▶ **Records from a data collection**:

----------

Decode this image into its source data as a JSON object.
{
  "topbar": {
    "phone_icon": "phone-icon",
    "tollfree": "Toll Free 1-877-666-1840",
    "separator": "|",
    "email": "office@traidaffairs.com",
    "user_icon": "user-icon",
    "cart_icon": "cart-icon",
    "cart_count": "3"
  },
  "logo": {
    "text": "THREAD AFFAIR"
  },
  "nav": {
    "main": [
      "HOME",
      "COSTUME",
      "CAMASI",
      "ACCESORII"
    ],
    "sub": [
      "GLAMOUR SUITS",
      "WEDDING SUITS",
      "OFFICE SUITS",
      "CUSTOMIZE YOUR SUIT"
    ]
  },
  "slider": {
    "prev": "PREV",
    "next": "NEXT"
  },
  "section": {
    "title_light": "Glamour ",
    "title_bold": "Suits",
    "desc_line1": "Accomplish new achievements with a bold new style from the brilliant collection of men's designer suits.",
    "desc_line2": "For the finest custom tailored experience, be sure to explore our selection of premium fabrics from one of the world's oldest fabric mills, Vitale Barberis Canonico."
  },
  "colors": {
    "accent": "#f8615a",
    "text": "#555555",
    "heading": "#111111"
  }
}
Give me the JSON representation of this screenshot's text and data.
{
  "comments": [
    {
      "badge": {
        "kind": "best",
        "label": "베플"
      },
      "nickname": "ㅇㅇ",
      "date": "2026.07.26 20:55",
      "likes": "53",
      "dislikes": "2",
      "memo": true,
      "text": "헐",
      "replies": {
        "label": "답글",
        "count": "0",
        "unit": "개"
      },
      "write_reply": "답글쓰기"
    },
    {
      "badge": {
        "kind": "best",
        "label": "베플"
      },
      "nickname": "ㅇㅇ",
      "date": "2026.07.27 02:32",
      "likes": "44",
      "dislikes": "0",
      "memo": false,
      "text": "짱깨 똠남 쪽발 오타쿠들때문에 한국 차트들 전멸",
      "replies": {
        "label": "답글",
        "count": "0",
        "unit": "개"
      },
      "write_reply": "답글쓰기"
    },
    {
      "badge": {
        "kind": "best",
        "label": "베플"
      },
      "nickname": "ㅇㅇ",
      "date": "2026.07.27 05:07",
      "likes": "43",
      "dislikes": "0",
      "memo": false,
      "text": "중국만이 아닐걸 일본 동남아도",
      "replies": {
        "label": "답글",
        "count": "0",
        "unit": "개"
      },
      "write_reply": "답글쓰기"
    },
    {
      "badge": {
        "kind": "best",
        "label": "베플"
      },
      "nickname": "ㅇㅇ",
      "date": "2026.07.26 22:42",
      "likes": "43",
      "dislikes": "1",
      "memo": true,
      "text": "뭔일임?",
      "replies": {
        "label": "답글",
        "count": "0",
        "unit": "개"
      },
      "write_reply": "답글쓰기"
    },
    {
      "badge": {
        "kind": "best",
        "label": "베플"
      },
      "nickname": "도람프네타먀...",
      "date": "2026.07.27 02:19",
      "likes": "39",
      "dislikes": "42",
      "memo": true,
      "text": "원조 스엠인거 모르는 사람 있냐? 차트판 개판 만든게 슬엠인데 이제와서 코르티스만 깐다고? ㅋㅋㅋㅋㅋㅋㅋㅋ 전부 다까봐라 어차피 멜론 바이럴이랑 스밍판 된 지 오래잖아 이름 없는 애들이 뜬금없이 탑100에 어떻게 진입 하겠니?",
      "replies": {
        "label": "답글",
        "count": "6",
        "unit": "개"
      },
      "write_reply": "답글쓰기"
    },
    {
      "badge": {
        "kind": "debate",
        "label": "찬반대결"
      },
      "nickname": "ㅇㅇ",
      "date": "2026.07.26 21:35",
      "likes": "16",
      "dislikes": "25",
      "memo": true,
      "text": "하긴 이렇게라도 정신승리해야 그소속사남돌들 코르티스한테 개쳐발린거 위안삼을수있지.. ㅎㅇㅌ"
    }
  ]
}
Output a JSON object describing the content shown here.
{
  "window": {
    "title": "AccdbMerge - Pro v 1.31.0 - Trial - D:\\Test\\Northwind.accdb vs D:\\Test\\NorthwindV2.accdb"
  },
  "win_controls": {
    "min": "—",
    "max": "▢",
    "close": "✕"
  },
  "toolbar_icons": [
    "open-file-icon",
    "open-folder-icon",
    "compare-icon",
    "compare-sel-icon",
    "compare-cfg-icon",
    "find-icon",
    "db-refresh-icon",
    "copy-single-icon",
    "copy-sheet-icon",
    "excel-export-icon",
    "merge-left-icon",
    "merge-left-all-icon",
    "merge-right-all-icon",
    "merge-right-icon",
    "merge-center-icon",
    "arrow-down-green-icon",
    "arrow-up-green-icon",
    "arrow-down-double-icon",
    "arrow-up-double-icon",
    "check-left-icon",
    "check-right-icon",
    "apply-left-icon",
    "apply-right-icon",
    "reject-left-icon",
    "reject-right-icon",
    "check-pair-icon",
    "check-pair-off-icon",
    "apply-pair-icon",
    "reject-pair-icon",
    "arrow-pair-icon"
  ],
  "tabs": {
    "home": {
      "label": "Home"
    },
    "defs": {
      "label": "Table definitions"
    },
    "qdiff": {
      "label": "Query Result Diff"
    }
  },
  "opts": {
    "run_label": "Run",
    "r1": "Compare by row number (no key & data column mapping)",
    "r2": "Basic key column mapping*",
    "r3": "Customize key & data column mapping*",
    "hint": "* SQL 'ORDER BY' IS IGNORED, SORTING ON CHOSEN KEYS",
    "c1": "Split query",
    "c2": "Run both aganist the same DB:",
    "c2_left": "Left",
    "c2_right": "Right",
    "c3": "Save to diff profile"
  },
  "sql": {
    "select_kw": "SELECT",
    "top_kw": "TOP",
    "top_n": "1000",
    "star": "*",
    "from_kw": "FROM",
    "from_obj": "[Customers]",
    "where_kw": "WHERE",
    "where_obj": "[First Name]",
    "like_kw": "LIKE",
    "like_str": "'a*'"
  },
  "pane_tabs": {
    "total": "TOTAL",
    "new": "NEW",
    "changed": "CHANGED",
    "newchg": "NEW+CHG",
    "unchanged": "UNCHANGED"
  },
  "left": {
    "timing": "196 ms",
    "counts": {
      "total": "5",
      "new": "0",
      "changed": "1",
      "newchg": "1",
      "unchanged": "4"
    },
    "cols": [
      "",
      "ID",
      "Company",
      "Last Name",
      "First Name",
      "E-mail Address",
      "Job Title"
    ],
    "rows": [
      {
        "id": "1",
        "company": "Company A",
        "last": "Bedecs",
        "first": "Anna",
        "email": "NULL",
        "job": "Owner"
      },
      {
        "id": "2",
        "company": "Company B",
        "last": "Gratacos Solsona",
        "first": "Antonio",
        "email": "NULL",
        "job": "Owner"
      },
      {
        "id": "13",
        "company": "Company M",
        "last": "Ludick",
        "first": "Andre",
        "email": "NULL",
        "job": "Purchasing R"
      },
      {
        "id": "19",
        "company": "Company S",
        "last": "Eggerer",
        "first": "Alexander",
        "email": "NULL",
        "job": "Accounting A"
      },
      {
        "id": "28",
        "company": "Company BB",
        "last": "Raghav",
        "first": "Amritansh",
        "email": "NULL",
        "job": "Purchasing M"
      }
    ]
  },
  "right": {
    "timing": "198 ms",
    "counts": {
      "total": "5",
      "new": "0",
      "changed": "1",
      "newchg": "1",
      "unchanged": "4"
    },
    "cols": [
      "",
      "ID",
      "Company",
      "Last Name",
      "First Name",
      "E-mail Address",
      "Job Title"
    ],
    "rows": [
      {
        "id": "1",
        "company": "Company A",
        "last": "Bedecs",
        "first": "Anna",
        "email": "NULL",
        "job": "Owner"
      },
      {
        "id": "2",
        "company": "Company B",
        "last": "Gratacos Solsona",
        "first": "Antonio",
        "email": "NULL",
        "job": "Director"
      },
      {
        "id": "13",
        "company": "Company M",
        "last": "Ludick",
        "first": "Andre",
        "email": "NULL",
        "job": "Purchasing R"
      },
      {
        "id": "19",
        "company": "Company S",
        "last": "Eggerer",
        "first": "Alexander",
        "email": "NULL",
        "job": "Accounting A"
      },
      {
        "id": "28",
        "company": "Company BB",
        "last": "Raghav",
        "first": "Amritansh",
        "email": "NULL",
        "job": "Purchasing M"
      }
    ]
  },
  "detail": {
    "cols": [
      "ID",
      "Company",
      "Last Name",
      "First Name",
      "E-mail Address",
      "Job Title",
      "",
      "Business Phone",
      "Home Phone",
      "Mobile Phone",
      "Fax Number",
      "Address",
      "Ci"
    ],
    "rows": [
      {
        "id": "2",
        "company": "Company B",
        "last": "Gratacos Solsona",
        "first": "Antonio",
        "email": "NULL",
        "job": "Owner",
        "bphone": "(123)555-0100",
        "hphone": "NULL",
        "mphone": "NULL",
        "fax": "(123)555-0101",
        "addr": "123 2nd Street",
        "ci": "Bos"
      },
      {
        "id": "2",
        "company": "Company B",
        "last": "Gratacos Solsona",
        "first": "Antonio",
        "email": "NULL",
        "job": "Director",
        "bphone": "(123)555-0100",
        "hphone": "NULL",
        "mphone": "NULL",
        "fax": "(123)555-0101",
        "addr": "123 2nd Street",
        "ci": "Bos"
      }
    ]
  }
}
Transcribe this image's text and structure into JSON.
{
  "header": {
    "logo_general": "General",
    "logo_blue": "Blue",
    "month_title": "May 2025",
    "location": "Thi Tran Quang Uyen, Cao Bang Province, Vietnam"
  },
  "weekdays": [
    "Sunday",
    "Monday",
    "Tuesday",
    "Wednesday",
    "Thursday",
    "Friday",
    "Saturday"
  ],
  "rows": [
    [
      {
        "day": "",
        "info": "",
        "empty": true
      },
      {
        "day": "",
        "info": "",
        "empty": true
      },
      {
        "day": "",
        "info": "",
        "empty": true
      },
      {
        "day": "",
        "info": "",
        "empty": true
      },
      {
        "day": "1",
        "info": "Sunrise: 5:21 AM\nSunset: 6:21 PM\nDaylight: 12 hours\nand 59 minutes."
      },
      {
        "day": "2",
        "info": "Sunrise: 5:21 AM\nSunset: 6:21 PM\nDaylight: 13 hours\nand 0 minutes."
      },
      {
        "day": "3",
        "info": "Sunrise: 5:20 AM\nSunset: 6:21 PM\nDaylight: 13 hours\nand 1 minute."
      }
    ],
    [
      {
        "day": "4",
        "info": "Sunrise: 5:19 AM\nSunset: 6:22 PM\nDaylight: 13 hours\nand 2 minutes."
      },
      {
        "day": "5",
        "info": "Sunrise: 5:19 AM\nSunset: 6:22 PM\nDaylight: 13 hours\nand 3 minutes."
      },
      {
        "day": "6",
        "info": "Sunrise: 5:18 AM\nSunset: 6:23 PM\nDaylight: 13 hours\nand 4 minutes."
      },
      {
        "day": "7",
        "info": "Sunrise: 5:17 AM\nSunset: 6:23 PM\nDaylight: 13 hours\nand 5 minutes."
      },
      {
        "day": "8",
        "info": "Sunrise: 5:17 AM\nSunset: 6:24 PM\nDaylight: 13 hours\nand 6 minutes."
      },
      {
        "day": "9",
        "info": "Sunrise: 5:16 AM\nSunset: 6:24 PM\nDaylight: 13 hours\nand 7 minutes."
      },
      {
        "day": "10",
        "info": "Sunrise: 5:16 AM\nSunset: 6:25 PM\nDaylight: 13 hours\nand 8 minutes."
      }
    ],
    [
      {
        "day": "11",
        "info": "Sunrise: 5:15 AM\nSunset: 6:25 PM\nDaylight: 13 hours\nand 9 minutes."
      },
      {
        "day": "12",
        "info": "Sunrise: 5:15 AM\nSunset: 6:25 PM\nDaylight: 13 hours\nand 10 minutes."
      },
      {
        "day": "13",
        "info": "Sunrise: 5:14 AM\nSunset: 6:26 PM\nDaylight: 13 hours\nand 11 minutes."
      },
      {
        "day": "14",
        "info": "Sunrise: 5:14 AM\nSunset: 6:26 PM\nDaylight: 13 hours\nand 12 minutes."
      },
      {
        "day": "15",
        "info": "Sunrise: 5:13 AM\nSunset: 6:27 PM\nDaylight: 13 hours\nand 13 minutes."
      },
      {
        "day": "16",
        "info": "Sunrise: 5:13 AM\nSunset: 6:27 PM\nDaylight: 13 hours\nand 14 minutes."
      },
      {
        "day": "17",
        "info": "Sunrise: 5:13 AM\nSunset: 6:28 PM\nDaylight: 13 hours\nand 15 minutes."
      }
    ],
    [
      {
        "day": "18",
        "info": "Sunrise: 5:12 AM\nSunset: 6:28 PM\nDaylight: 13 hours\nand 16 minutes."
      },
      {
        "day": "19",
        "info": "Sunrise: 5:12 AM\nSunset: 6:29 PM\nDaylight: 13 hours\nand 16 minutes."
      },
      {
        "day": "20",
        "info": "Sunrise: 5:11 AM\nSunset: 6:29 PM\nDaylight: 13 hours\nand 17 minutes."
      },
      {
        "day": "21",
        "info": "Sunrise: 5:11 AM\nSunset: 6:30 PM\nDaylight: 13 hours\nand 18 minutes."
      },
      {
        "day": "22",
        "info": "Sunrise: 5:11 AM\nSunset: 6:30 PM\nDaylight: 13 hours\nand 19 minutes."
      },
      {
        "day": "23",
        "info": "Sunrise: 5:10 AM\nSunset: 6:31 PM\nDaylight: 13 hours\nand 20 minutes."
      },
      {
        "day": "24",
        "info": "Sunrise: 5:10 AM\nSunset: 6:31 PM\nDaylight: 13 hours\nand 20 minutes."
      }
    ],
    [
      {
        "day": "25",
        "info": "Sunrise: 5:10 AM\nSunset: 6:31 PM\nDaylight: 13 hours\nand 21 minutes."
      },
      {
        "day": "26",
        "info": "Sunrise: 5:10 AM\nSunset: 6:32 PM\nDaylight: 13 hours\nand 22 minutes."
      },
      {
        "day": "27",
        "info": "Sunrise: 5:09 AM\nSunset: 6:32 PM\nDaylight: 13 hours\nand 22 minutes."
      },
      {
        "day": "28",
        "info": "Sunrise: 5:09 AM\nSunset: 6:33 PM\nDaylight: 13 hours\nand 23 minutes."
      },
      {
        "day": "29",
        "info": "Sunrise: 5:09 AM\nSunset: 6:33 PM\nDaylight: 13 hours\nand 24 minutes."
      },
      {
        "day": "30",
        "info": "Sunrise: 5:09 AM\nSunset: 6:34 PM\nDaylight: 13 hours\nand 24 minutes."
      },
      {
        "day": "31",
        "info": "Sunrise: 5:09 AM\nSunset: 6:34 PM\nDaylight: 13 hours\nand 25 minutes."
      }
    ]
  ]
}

----------

▶ **Short exercise**:
Among the records above, find each line holding the string "object" and pull it out.

▶ **Task solution**:
Decode this image into its source data as a JSON object.
Output a JSON object describing the content shown here.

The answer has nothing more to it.